## [REQUIRED WORK]
Pull out every line from the listing that has the word "JSON".

[begin RECORDS SHOWN]

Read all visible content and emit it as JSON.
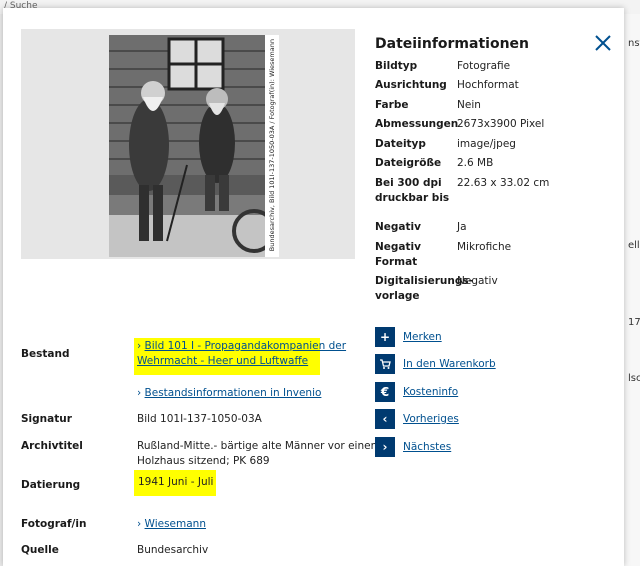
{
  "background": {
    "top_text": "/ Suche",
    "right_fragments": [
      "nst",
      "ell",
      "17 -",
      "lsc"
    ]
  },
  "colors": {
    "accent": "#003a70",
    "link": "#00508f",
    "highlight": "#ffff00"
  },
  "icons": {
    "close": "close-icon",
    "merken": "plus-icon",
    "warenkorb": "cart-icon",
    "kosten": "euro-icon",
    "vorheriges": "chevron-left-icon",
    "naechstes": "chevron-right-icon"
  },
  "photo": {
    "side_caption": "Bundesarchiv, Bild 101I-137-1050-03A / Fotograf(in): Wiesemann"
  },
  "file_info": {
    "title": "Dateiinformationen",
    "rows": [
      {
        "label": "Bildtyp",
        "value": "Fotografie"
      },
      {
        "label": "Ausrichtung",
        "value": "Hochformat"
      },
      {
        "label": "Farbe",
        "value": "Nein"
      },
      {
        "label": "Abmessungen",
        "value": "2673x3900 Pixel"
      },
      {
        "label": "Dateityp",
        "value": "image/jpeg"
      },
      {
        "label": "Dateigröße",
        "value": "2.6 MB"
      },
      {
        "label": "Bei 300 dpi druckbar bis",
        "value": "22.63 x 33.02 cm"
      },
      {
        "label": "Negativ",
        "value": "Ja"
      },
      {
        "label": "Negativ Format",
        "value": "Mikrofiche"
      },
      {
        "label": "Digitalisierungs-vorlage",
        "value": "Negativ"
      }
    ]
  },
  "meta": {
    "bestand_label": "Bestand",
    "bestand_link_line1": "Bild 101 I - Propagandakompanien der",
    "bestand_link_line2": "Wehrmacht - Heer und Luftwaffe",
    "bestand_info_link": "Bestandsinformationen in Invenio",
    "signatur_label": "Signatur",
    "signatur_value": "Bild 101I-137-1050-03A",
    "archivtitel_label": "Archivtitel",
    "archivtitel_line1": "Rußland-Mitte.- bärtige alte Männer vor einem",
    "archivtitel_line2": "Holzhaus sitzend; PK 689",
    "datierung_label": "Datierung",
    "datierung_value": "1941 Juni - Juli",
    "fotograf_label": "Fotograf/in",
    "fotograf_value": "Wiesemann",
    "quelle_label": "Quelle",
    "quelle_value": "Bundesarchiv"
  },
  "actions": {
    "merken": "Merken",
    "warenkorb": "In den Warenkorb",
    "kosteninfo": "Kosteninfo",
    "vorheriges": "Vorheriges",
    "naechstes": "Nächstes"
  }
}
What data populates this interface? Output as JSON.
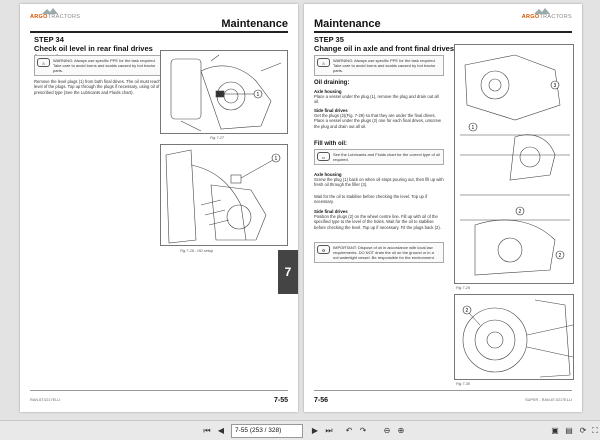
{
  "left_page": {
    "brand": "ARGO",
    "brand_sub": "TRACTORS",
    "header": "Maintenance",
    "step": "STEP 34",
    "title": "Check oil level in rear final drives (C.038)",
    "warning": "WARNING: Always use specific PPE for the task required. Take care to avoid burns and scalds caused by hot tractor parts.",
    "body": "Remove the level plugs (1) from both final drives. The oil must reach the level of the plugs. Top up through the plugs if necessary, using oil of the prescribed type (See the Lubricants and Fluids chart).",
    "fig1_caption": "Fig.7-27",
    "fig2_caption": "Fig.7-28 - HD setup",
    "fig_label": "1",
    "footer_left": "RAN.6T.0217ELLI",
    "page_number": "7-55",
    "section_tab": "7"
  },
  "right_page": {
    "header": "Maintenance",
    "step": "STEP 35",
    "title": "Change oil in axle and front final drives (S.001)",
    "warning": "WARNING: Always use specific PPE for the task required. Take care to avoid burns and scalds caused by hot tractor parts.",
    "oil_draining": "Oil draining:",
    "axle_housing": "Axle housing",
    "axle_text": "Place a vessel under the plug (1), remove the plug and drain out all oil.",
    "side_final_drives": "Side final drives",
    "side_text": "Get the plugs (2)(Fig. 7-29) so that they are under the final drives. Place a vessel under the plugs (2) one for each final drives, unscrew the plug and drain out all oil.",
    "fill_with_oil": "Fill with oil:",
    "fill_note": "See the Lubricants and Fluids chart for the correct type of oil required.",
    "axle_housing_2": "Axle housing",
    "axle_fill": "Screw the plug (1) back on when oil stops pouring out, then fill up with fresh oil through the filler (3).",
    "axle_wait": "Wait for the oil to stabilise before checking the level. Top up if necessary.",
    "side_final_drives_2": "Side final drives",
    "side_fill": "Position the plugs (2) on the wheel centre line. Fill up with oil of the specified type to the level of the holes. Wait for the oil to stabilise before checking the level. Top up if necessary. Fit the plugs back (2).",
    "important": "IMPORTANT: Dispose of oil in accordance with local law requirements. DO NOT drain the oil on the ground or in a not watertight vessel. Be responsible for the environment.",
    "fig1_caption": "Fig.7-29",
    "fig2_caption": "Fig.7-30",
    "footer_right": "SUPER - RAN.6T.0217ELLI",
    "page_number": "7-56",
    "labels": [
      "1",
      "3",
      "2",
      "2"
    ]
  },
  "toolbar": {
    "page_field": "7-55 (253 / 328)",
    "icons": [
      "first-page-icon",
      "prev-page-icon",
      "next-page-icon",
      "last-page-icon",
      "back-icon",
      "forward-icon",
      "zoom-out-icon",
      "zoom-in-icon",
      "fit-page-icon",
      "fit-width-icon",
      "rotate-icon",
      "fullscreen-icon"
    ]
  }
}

[end RECORDS SHOWN]

## [SOLUTION TO THE PROBLEM]
Read all visible content and emit it as JSON.
What data populates this interface? Output as JSON.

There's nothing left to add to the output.